» **EXERCISE GOAL**: The lines to be extracted begin at the line containing "Extract all readable text from this page." and end at the last line of the data below; copy them exactly and leave out the pictures.

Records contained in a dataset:
⟨

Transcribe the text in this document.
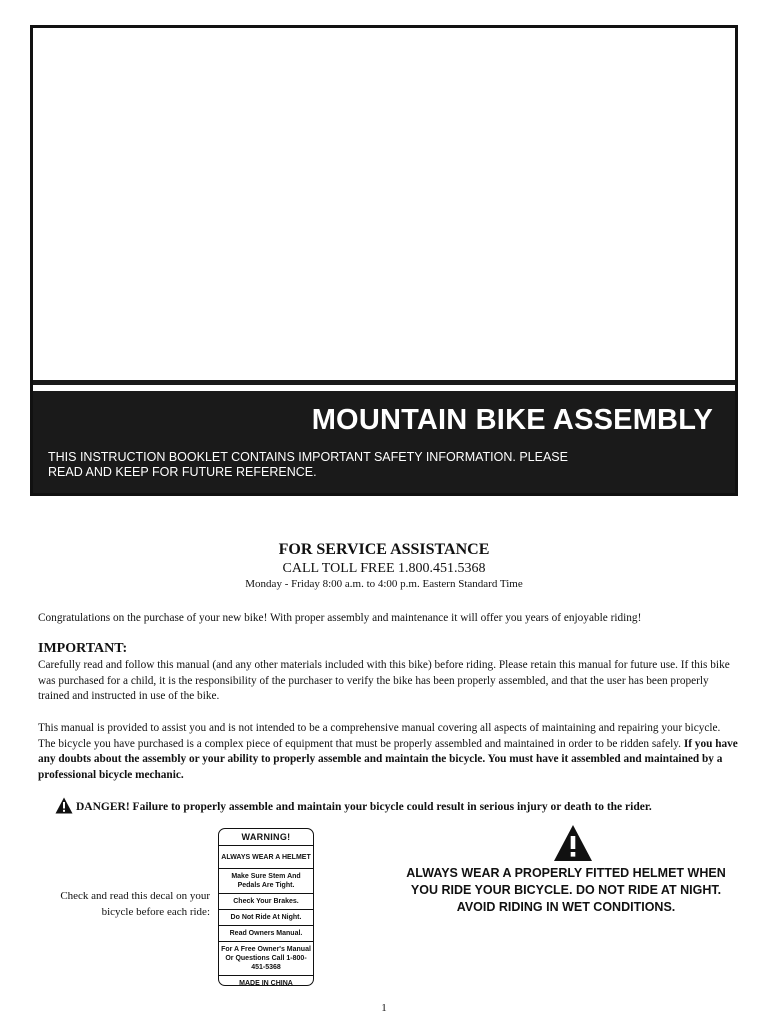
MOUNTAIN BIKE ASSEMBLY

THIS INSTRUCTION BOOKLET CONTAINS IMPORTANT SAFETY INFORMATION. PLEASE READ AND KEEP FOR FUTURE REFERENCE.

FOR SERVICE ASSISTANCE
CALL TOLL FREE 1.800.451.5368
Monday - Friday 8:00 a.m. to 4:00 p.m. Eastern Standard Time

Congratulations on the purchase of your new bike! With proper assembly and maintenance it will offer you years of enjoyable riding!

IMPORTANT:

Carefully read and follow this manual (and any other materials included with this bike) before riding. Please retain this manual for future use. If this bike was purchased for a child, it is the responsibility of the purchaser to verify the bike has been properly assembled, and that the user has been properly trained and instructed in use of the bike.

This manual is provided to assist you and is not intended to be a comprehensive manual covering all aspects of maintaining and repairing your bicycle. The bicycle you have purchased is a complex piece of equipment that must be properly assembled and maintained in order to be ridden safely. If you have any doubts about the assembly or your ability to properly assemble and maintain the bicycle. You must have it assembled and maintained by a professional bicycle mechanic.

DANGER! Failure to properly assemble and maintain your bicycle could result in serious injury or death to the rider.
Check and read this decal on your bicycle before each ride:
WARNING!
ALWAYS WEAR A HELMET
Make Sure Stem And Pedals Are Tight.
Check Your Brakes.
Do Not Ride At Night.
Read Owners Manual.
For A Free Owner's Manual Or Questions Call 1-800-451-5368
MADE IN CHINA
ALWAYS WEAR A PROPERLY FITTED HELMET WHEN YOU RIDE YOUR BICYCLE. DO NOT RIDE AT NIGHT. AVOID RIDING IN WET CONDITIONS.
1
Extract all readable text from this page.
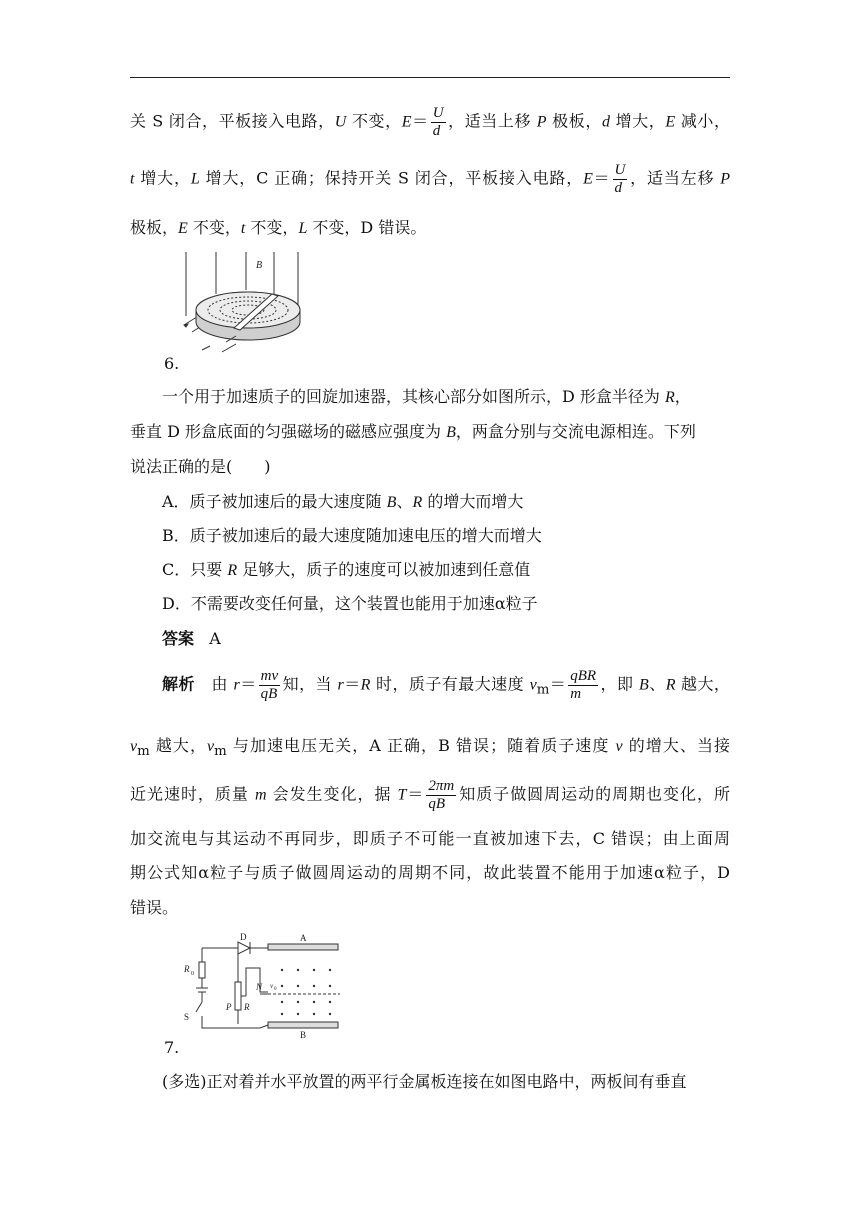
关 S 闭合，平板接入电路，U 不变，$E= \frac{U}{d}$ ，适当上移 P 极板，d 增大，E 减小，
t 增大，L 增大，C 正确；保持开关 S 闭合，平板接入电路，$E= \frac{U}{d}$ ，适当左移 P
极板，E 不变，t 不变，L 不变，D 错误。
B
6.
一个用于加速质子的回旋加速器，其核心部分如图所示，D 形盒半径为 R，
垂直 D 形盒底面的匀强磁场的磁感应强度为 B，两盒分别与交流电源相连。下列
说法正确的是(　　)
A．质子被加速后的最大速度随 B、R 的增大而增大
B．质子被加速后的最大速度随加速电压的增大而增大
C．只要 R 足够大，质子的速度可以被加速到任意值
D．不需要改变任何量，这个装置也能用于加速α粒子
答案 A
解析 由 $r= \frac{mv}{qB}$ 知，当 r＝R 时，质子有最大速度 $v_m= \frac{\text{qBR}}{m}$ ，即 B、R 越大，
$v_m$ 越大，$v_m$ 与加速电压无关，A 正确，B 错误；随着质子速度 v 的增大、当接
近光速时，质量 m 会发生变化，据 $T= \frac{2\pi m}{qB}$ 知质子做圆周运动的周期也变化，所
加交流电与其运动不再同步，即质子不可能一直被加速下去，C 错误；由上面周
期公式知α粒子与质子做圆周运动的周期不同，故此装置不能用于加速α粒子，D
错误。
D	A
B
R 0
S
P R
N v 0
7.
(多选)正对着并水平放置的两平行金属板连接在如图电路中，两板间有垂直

⟩

» **SOLUTION BELOW**:
Extract all readable text from this page.
关 S 闭合，平板接入电路，U 不变，$E= \frac{U}{d}$ ，适当上移 P 极板，d 增大，E 减小，
t 增大，L 增大，C 正确；保持开关 S 闭合，平板接入电路，$E= \frac{U}{d}$ ，适当左移 P
极板，E 不变，t 不变，L 不变，D 错误。
B
6.
一个用于加速质子的回旋加速器，其核心部分如图所示，D 形盒半径为 R，
垂直 D 形盒底面的匀强磁场的磁感应强度为 B，两盒分别与交流电源相连。下列
说法正确的是(　　)
A．质子被加速后的最大速度随 B、R 的增大而增大
B．质子被加速后的最大速度随加速电压的增大而增大
C．只要 R 足够大，质子的速度可以被加速到任意值
D．不需要改变任何量，这个装置也能用于加速α粒子
答案 A
解析 由 $r= \frac{mv}{qB}$ 知，当 r＝R 时，质子有最大速度 $v_m= \frac{\text{qBR}}{m}$ ，即 B、R 越大，
$v_m$ 越大，$v_m$ 与加速电压无关，A 正确，B 错误；随着质子速度 v 的增大、当接
近光速时，质量 m 会发生变化，据 $T= \frac{2\pi m}{qB}$ 知质子做圆周运动的周期也变化，所
加交流电与其运动不再同步，即质子不可能一直被加速下去，C 错误；由上面周
期公式知α粒子与质子做圆周运动的周期不同，故此装置不能用于加速α粒子，D
错误。
D	A
B
R 0
S
P R
N v 0
7.
(多选)正对着并水平放置的两平行金属板连接在如图电路中，两板间有垂直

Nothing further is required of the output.